▶ [Exercise description]: From the entries that follow, extract each line holding the string "duration".
* START Records supplied *
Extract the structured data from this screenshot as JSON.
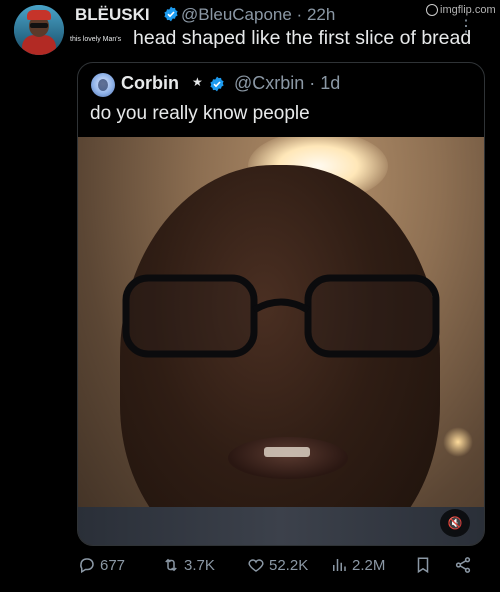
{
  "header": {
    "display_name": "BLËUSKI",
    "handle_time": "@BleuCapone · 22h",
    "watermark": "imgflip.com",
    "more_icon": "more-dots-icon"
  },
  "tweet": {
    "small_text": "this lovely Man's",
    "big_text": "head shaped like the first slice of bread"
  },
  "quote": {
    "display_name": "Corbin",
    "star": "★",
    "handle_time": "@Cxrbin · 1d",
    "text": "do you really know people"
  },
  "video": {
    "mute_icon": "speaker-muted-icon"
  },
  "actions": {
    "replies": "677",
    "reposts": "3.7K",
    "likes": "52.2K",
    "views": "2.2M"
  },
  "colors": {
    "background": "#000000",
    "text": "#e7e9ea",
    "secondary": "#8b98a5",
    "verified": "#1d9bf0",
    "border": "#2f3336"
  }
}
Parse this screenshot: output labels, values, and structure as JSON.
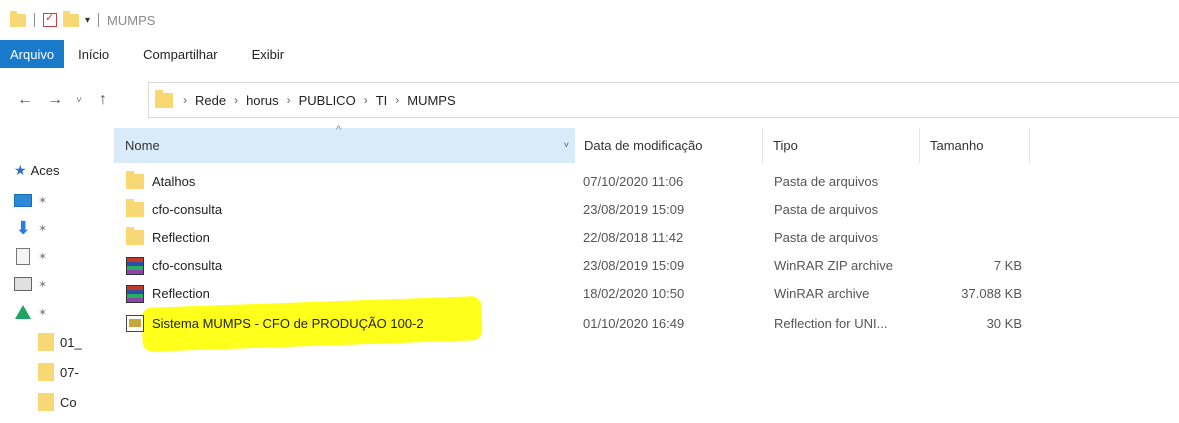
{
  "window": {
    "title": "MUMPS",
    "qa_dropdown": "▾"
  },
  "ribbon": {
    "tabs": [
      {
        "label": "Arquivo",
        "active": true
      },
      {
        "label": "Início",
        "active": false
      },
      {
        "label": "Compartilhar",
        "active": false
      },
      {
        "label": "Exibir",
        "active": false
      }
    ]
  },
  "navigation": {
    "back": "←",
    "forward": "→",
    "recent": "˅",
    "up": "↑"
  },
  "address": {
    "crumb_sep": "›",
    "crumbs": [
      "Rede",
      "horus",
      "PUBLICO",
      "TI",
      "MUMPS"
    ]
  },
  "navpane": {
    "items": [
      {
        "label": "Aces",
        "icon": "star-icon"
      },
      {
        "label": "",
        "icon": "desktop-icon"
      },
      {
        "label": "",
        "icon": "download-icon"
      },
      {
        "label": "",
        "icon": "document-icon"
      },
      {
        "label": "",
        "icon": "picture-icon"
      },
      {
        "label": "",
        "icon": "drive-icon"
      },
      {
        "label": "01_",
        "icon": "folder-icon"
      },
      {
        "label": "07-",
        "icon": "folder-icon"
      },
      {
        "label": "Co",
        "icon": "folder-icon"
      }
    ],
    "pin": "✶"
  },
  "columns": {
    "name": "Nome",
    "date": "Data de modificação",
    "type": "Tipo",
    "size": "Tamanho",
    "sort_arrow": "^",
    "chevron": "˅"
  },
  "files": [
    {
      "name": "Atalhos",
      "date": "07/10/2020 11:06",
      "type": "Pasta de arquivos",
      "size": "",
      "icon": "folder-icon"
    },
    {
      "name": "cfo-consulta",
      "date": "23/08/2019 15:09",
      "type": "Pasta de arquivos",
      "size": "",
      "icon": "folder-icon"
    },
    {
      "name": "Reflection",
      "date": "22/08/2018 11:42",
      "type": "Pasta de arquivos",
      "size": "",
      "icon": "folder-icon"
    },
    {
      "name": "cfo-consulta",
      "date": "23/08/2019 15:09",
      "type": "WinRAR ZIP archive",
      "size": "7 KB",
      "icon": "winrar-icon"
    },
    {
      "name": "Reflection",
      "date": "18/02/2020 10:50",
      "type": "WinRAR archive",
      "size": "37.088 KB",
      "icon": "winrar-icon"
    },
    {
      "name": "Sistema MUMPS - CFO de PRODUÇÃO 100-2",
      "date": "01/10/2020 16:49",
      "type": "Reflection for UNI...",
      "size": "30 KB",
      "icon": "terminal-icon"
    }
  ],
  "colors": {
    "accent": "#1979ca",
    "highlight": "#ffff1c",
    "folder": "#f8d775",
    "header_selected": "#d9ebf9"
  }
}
* END Records supplied *
* START Records supplied *
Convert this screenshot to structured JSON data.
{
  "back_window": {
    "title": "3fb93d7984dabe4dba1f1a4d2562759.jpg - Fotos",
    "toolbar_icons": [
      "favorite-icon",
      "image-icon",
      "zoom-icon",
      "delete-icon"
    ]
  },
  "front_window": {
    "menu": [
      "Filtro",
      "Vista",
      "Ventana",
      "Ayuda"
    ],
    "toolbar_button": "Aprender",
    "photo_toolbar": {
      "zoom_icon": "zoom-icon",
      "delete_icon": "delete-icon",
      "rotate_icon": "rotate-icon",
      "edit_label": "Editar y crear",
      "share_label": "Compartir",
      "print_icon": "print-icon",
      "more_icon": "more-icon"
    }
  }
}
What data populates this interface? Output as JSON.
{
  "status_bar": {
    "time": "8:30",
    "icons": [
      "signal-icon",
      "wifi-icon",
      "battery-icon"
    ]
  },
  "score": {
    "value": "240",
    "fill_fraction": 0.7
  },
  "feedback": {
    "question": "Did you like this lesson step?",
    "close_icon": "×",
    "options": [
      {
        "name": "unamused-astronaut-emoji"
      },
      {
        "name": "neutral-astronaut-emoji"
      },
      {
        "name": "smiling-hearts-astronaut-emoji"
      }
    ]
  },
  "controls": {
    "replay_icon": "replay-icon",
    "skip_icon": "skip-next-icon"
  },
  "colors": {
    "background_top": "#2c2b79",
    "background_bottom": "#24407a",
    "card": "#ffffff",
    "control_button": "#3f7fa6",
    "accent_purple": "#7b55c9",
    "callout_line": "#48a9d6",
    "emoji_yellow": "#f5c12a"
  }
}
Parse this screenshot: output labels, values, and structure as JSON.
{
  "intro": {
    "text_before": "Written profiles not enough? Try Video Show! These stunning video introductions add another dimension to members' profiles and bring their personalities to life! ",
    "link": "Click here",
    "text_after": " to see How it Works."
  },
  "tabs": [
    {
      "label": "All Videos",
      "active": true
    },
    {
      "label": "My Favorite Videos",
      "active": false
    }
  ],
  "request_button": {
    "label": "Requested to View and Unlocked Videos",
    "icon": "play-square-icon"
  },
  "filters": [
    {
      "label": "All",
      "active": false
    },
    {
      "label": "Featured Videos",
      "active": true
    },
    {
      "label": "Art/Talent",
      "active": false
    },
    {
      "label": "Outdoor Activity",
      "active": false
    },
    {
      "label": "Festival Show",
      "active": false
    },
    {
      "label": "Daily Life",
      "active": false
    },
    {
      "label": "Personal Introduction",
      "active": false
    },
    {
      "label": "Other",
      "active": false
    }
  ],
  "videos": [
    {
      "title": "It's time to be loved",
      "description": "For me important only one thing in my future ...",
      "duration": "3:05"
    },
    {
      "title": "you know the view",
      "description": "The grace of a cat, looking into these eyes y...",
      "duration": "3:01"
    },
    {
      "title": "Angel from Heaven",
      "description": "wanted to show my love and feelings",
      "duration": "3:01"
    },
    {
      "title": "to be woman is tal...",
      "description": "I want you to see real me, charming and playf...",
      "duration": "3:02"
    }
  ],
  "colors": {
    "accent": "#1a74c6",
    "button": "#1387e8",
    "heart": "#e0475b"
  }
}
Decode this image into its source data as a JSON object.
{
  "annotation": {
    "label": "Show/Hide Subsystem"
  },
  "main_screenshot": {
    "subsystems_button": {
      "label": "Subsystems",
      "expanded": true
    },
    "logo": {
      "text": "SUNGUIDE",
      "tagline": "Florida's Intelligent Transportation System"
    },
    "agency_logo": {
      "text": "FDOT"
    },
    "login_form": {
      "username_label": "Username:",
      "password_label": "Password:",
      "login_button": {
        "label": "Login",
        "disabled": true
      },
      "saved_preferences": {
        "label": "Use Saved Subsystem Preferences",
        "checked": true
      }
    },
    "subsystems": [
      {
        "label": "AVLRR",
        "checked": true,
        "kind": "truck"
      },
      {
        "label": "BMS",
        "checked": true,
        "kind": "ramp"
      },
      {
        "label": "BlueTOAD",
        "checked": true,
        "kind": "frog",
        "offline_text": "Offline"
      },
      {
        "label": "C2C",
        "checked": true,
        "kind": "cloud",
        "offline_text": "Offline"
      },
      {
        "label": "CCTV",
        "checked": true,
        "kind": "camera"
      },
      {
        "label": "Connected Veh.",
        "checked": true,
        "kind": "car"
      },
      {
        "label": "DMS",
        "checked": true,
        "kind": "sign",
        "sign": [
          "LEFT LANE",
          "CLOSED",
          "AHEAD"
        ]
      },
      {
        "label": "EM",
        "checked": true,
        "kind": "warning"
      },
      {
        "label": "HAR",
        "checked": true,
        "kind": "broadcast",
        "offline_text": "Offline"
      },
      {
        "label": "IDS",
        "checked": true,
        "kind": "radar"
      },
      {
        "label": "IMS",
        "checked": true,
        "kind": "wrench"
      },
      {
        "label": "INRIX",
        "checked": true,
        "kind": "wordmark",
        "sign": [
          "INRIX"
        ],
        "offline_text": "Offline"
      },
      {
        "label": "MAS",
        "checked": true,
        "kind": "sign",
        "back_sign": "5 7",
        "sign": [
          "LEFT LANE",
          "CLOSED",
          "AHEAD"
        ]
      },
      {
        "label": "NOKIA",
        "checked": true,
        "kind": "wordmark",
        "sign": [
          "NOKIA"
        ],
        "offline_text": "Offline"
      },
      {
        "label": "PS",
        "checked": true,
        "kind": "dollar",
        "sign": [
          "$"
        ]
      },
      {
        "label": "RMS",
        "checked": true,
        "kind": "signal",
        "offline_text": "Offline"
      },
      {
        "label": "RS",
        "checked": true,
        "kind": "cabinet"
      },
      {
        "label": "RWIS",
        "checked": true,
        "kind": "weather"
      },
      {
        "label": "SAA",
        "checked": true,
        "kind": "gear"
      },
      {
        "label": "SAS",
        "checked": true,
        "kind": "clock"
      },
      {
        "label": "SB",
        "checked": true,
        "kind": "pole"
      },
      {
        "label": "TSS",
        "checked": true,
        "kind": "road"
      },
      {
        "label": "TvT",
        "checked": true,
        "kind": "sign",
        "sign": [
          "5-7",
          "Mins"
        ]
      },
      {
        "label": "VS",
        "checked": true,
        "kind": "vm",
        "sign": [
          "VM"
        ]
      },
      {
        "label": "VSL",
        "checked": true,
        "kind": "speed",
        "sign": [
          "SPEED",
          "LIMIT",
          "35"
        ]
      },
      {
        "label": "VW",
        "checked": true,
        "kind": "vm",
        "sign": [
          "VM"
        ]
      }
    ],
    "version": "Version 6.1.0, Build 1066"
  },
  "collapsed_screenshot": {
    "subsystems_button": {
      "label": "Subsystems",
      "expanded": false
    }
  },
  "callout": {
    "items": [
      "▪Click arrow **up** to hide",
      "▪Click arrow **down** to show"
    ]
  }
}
* END Records supplied *
▶ [Complete response]:
      "duration": "3:05"
      "duration": "3:01"
      "duration": "3:01"
      "duration": "3:02"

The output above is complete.